Problem details: Write out the entries again exactly as they are given.

Supplied entries:
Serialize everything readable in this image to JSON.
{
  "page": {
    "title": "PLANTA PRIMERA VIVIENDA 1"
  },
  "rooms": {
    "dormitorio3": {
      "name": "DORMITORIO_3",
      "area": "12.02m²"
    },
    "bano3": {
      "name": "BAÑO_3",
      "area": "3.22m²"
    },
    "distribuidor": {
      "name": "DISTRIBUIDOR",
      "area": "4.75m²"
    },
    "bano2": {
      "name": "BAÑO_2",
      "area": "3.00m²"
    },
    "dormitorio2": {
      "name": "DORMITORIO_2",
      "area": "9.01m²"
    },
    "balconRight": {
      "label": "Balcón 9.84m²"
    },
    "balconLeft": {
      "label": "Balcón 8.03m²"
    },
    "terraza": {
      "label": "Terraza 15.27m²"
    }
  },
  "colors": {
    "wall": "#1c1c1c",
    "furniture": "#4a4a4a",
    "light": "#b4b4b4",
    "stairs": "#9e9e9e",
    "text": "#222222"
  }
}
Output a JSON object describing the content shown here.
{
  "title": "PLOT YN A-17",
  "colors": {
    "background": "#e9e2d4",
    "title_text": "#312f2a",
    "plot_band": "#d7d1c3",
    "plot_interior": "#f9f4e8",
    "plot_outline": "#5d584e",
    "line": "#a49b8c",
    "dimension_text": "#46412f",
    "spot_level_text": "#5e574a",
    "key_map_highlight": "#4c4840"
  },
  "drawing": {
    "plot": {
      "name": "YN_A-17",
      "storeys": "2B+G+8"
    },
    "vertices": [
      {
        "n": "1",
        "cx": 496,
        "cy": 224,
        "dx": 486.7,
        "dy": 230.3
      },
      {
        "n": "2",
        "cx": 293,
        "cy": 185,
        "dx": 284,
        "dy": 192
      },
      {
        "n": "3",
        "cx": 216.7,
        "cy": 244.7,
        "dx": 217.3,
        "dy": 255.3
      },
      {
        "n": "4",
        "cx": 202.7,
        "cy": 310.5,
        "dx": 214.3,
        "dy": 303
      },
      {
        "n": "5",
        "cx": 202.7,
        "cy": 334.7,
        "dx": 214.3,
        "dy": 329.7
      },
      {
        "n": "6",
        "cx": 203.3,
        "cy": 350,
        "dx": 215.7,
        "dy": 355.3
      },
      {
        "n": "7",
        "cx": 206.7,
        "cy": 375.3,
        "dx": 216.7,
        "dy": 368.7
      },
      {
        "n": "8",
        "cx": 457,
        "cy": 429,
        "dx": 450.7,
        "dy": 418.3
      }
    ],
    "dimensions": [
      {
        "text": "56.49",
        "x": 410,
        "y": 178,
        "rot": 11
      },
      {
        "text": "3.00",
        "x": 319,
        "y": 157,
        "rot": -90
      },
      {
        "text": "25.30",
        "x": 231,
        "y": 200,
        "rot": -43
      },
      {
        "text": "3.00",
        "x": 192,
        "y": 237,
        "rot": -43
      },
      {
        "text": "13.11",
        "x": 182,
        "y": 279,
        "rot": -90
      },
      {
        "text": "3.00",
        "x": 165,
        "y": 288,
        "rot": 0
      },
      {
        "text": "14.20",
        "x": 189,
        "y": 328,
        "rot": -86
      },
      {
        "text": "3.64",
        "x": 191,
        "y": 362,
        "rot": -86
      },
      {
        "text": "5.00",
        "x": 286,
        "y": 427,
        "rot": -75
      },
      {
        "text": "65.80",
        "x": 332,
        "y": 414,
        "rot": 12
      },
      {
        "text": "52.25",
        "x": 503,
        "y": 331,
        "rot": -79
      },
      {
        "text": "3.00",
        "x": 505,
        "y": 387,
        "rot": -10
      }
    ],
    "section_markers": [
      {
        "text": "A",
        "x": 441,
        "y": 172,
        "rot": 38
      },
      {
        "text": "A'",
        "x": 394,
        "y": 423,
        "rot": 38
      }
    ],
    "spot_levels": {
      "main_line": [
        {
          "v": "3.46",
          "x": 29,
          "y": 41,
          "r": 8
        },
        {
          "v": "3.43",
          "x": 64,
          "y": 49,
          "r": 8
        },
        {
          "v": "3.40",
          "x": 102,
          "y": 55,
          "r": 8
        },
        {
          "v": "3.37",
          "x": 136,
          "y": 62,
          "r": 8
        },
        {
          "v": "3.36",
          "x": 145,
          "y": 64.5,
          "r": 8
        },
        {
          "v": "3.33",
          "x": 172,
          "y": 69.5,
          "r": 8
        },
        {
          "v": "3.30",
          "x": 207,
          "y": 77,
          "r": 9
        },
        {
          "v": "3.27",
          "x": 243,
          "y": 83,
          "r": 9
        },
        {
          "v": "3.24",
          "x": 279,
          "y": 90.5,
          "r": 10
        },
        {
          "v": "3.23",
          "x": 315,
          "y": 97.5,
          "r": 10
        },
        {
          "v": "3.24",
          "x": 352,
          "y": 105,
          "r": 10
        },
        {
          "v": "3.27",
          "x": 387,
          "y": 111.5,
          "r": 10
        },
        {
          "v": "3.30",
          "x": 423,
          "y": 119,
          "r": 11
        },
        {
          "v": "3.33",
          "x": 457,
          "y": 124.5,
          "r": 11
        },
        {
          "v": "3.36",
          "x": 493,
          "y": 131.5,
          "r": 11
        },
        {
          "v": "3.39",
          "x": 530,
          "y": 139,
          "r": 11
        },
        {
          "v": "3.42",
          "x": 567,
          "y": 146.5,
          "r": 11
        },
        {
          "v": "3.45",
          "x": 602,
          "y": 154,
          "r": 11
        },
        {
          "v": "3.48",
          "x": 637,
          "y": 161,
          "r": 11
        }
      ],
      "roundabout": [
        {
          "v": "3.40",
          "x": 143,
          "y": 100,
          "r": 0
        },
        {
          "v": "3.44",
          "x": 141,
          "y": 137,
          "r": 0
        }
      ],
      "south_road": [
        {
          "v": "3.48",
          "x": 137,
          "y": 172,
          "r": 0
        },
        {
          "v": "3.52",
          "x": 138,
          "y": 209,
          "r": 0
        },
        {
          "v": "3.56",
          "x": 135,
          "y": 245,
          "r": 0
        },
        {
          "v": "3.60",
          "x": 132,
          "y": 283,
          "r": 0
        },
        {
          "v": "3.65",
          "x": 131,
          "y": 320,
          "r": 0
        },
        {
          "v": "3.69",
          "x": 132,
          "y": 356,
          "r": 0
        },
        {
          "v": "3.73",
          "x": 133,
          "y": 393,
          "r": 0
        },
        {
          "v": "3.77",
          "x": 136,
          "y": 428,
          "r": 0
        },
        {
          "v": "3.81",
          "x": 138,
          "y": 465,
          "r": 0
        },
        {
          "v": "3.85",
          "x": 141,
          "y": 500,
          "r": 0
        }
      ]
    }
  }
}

Correct output:
Serialize everything readable in this image to JSON.
{
  "page": {
    "title": "PLANTA PRIMERA VIVIENDA 1"
  },
  "rooms": {
    "dormitorio3": {
      "name": "DORMITORIO_3",
      "area": "12.02m²"
    },
    "bano3": {
      "name": "BAÑO_3",
      "area": "3.22m²"
    },
    "distribuidor": {
      "name": "DISTRIBUIDOR",
      "area": "4.75m²"
    },
    "bano2": {
      "name": "BAÑO_2",
      "area": "3.00m²"
    },
    "dormitorio2": {
      "name": "DORMITORIO_2",
      "area": "9.01m²"
    },
    "balconRight": {
      "label": "Balcón 9.84m²"
    },
    "balconLeft": {
      "label": "Balcón 8.03m²"
    },
    "terraza": {
      "label": "Terraza 15.27m²"
    }
  },
  "colors": {
    "wall": "#1c1c1c",
    "furniture": "#4a4a4a",
    "light": "#b4b4b4",
    "stairs": "#9e9e9e",
    "text": "#222222"
  }
}
Output a JSON object describing the content shown here.
{
  "title": "PLOT YN A-17",
  "colors": {
    "background": "#e9e2d4",
    "title_text": "#312f2a",
    "plot_band": "#d7d1c3",
    "plot_interior": "#f9f4e8",
    "plot_outline": "#5d584e",
    "line": "#a49b8c",
    "dimension_text": "#46412f",
    "spot_level_text": "#5e574a",
    "key_map_highlight": "#4c4840"
  },
  "drawing": {
    "plot": {
      "name": "YN_A-17",
      "storeys": "2B+G+8"
    },
    "vertices": [
      {
        "n": "1",
        "cx": 496,
        "cy": 224,
        "dx": 486.7,
        "dy": 230.3
      },
      {
        "n": "2",
        "cx": 293,
        "cy": 185,
        "dx": 284,
        "dy": 192
      },
      {
        "n": "3",
        "cx": 216.7,
        "cy": 244.7,
        "dx": 217.3,
        "dy": 255.3
      },
      {
        "n": "4",
        "cx": 202.7,
        "cy": 310.5,
        "dx": 214.3,
        "dy": 303
      },
      {
        "n": "5",
        "cx": 202.7,
        "cy": 334.7,
        "dx": 214.3,
        "dy": 329.7
      },
      {
        "n": "6",
        "cx": 203.3,
        "cy": 350,
        "dx": 215.7,
        "dy": 355.3
      },
      {
        "n": "7",
        "cx": 206.7,
        "cy": 375.3,
        "dx": 216.7,
        "dy": 368.7
      },
      {
        "n": "8",
        "cx": 457,
        "cy": 429,
        "dx": 450.7,
        "dy": 418.3
      }
    ],
    "dimensions": [
      {
        "text": "56.49",
        "x": 410,
        "y": 178,
        "rot": 11
      },
      {
        "text": "3.00",
        "x": 319,
        "y": 157,
        "rot": -90
      },
      {
        "text": "25.30",
        "x": 231,
        "y": 200,
        "rot": -43
      },
      {
        "text": "3.00",
        "x": 192,
        "y": 237,
        "rot": -43
      },
      {
        "text": "13.11",
        "x": 182,
        "y": 279,
        "rot": -90
      },
      {
        "text": "3.00",
        "x": 165,
        "y": 288,
        "rot": 0
      },
      {
        "text": "14.20",
        "x": 189,
        "y": 328,
        "rot": -86
      },
      {
        "text": "3.64",
        "x": 191,
        "y": 362,
        "rot": -86
      },
      {
        "text": "5.00",
        "x": 286,
        "y": 427,
        "rot": -75
      },
      {
        "text": "65.80",
        "x": 332,
        "y": 414,
        "rot": 12
      },
      {
        "text": "52.25",
        "x": 503,
        "y": 331,
        "rot": -79
      },
      {
        "text": "3.00",
        "x": 505,
        "y": 387,
        "rot": -10
      }
    ],
    "section_markers": [
      {
        "text": "A",
        "x": 441,
        "y": 172,
        "rot": 38
      },
      {
        "text": "A'",
        "x": 394,
        "y": 423,
        "rot": 38
      }
    ],
    "spot_levels": {
      "main_line": [
        {
          "v": "3.46",
          "x": 29,
          "y": 41,
          "r": 8
        },
        {
          "v": "3.43",
          "x": 64,
          "y": 49,
          "r": 8
        },
        {
          "v": "3.40",
          "x": 102,
          "y": 55,
          "r": 8
        },
        {
          "v": "3.37",
          "x": 136,
          "y": 62,
          "r": 8
        },
        {
          "v": "3.36",
          "x": 145,
          "y": 64.5,
          "r": 8
        },
        {
          "v": "3.33",
          "x": 172,
          "y": 69.5,
          "r": 8
        },
        {
          "v": "3.30",
          "x": 207,
          "y": 77,
          "r": 9
        },
        {
          "v": "3.27",
          "x": 243,
          "y": 83,
          "r": 9
        },
        {
          "v": "3.24",
          "x": 279,
          "y": 90.5,
          "r": 10
        },
        {
          "v": "3.23",
          "x": 315,
          "y": 97.5,
          "r": 10
        },
        {
          "v": "3.24",
          "x": 352,
          "y": 105,
          "r": 10
        },
        {
          "v": "3.27",
          "x": 387,
          "y": 111.5,
          "r": 10
        },
        {
          "v": "3.30",
          "x": 423,
          "y": 119,
          "r": 11
        },
        {
          "v": "3.33",
          "x": 457,
          "y": 124.5,
          "r": 11
        },
        {
          "v": "3.36",
          "x": 493,
          "y": 131.5,
          "r": 11
        },
        {
          "v": "3.39",
          "x": 530,
          "y": 139,
          "r": 11
        },
        {
          "v": "3.42",
          "x": 567,
          "y": 146.5,
          "r": 11
        },
        {
          "v": "3.45",
          "x": 602,
          "y": 154,
          "r": 11
        },
        {
          "v": "3.48",
          "x": 637,
          "y": 161,
          "r": 11
        }
      ],
      "roundabout": [
        {
          "v": "3.40",
          "x": 143,
          "y": 100,
          "r": 0
        },
        {
          "v": "3.44",
          "x": 141,
          "y": 137,
          "r": 0
        }
      ],
      "south_road": [
        {
          "v": "3.48",
          "x": 137,
          "y": 172,
          "r": 0
        },
        {
          "v": "3.52",
          "x": 138,
          "y": 209,
          "r": 0
        },
        {
          "v": "3.56",
          "x": 135,
          "y": 245,
          "r": 0
        },
        {
          "v": "3.60",
          "x": 132,
          "y": 283,
          "r": 0
        },
        {
          "v": "3.65",
          "x": 131,
          "y": 320,
          "r": 0
        },
        {
          "v": "3.69",
          "x": 132,
          "y": 356,
          "r": 0
        },
        {
          "v": "3.73",
          "x": 133,
          "y": 393,
          "r": 0
        },
        {
          "v": "3.77",
          "x": 136,
          "y": 428,
          "r": 0
        },
        {
          "v": "3.81",
          "x": 138,
          "y": 465,
          "r": 0
        },
        {
          "v": "3.85",
          "x": 141,
          "y": 500,
          "r": 0
        }
      ]
    }
  }
}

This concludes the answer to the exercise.